» Information provided

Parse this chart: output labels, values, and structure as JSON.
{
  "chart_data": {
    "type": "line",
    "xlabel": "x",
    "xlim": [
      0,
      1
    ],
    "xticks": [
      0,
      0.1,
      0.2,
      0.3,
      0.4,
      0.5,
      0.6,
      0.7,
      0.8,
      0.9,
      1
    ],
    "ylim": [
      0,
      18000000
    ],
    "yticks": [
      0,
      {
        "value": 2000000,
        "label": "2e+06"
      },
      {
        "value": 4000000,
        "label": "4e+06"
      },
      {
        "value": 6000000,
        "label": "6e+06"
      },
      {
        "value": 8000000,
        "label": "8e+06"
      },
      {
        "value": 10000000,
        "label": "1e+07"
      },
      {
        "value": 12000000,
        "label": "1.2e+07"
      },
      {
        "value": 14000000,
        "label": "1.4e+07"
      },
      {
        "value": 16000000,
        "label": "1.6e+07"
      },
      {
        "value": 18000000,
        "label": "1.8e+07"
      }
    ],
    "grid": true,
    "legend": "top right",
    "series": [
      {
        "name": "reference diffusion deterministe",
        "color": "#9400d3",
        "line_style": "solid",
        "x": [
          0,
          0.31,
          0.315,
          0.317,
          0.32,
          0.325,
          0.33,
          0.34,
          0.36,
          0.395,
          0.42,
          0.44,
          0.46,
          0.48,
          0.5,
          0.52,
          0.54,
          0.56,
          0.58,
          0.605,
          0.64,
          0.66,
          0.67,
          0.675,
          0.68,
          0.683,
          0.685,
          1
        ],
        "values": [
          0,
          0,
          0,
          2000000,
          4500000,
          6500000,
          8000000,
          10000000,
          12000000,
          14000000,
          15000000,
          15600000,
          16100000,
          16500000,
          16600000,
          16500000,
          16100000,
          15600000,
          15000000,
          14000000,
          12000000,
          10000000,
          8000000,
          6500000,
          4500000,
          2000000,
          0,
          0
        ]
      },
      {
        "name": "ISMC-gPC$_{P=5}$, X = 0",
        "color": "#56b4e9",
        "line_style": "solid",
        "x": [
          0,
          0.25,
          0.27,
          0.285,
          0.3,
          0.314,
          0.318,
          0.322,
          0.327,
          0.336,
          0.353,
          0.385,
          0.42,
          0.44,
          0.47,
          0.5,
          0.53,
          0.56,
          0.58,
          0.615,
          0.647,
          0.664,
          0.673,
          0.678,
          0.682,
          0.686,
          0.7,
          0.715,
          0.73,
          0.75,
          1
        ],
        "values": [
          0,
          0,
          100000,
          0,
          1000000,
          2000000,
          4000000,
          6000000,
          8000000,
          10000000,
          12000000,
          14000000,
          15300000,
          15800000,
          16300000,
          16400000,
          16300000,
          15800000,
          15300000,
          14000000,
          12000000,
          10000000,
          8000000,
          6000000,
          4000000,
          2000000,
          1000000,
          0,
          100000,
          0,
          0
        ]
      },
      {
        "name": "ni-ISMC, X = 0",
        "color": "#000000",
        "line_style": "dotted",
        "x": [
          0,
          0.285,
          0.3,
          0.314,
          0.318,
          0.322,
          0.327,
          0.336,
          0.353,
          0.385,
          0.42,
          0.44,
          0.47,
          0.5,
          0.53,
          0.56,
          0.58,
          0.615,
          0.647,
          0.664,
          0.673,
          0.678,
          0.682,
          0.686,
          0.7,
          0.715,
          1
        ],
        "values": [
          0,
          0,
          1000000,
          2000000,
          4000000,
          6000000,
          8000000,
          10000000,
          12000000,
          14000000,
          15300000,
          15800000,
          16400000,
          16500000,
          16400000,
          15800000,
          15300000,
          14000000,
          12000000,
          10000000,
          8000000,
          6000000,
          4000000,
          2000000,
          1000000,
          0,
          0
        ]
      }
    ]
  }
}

» Do this
Report each line in the preceding entries that holds the string "color".

» Reply to the task
        "color": "#9400d3",
        "color": "#56b4e9",
        "color": "#000000",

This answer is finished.